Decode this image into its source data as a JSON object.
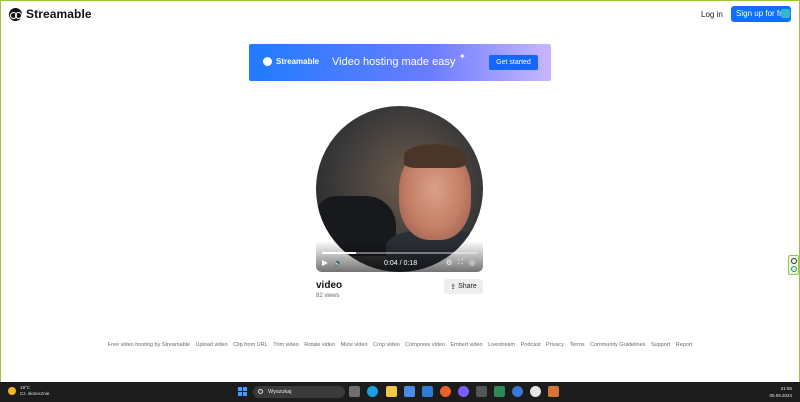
{
  "header": {
    "brand": "Streamable",
    "login": "Log in",
    "signup": "Sign up for free"
  },
  "banner": {
    "brand": "Streamable",
    "tagline": "Video hosting made easy",
    "cta": "Get started"
  },
  "video": {
    "title": "video",
    "views": "82 views",
    "time": "0:04 / 0:18",
    "progress": 0.22,
    "share": "Share"
  },
  "footer": {
    "links": [
      "Free video hosting by Streamable",
      "Upload video",
      "Clip from URL",
      "Trim video",
      "Rotate video",
      "Mute video",
      "Crop video",
      "Compress video",
      "Embed video",
      "Livestream",
      "Podcast",
      "Privacy",
      "Terms",
      "Community Guidelines",
      "Support",
      "Report"
    ]
  },
  "taskbar": {
    "temperature": "19°C",
    "weather": "Cz. słonecznie",
    "search": "Wyszukaj",
    "time": "21:55",
    "date": "05.09.2024"
  },
  "colors": {
    "accent": "#0f6fff",
    "taskbar": "#1c1c1c"
  }
}
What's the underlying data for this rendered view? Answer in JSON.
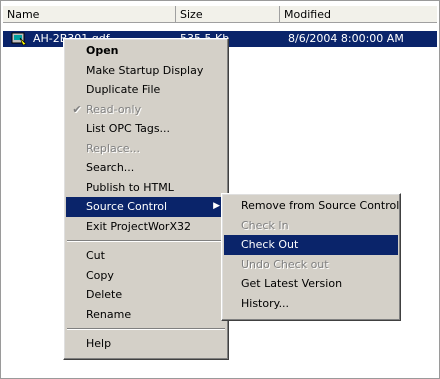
{
  "columns": {
    "name": "Name",
    "size": "Size",
    "modified": "Modified"
  },
  "file": {
    "name": "AH-2B301.gdf",
    "size": "535.5 Kb",
    "modified": "8/6/2004 8:00:00 AM"
  },
  "context_menu": {
    "open": "Open",
    "make_startup_display": "Make Startup Display",
    "duplicate_file": "Duplicate File",
    "read_only": "Read-only",
    "list_opc_tags": "List OPC Tags...",
    "replace": "Replace...",
    "search": "Search...",
    "publish_html": "Publish to HTML",
    "source_control": "Source Control",
    "exit": "Exit ProjectWorX32",
    "cut": "Cut",
    "copy": "Copy",
    "delete": "Delete",
    "rename": "Rename",
    "help": "Help"
  },
  "submenu": {
    "remove": "Remove from Source Control",
    "check_in": "Check In",
    "check_out": "Check Out",
    "undo_check_out": "Undo Check out",
    "get_latest": "Get Latest Version",
    "history": "History..."
  },
  "colors": {
    "highlight": "#0a246a",
    "menu_bg": "#d4d0c8",
    "disabled": "#808080"
  }
}
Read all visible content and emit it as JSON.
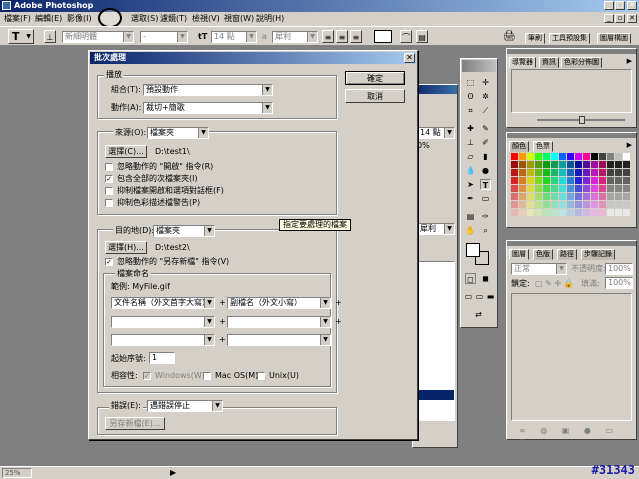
{
  "app": {
    "title": "Adobe Photoshop",
    "menu": [
      "檔案(F)",
      "編輯(E)",
      "影像(I)",
      "圖層(L)",
      "選取(S)",
      "濾鏡(T)",
      "檢視(V)",
      "視窗(W)",
      "說明(H)"
    ]
  },
  "options_bar": {
    "tool_glyph": "T",
    "font_family": "新細明體",
    "font_size": "14 點",
    "antialias_label": "a",
    "antialias_value": "犀利",
    "right_tabs": [
      "筆刷",
      "工具預設集",
      "圖層構圖"
    ]
  },
  "dialog": {
    "title": "批次處理",
    "ok": "確定",
    "cancel": "取消",
    "play": {
      "group": "播放",
      "set_label": "組合(T):",
      "set_value": "預設動作",
      "action_label": "動作(A):",
      "action_value": "裁切+簡歌"
    },
    "source": {
      "label": "來源(O):",
      "value": "檔案夾",
      "choose": "選擇(C)...",
      "path": "D:\\test1\\",
      "options": [
        {
          "label": "忽略動作的 \"開啟\" 指令(R)",
          "checked": false
        },
        {
          "label": "包含全部的次檔案夾(I)",
          "checked": true
        },
        {
          "label": "抑制檔案開啟和選項對話框(F)",
          "checked": false
        },
        {
          "label": "抑制色彩描述檔警告(P)",
          "checked": false
        }
      ]
    },
    "destination": {
      "label": "目的地(D):",
      "value": "檔案夾",
      "tooltip": "指定要處理的檔案",
      "choose": "選擇(H)...",
      "path": "D:\\test2\\",
      "override_label": "忽略動作的 \"另存新檔\" 指令(V)",
      "override_checked": true,
      "naming_group": "檔案命名",
      "example": "範例: MyFile.gif",
      "naming_fields": [
        "文件名稱（外文首字大寫）",
        "副檔名（外文小寫）",
        "",
        "",
        "",
        ""
      ],
      "serial_label": "起始序號:",
      "serial_value": "1",
      "compat_label": "相容性:",
      "compat": [
        {
          "label": "Windows(W)",
          "checked": true,
          "disabled": true
        },
        {
          "label": "Mac OS(M)",
          "checked": false,
          "disabled": false
        },
        {
          "label": "Unix(U)",
          "checked": false,
          "disabled": false
        }
      ]
    },
    "errors": {
      "label": "錯誤(E):",
      "value": "遇錯誤停止",
      "save_as": "另存新檔(E)..."
    }
  },
  "navigator_panel": {
    "tabs": [
      "導覽器",
      "資訊",
      "色彩分佈圖"
    ]
  },
  "swatches_panel": {
    "tabs": [
      "顏色",
      "色票"
    ]
  },
  "layers_panel": {
    "tabs": [
      "圖層",
      "色版",
      "路徑",
      "步驟記錄"
    ],
    "blend": "正常",
    "opacity_label": "不透明度:",
    "opacity": "100%",
    "lock_label": "鎖定:",
    "fill_label": "填滿:",
    "fill": "100%"
  },
  "background_doc": {
    "size": "14 點",
    "zoom_partial": "0%",
    "sharp": "犀利"
  },
  "status_bar": {
    "zoom": "25%",
    "play_glyph": "▶"
  },
  "watermark": "#31343",
  "colors": {
    "desktop": "#808080",
    "face": "#d4d0c8",
    "title_start": "#0a246a",
    "title_end": "#a6caf0",
    "watermark": "#1a1aa8"
  }
}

__GIVEN TASK__. Search the lines for "true". Copy each line that has it.

__REPLY__.
          "checked": true
      "override_checked": true,
          "checked": true,
          "disabled": true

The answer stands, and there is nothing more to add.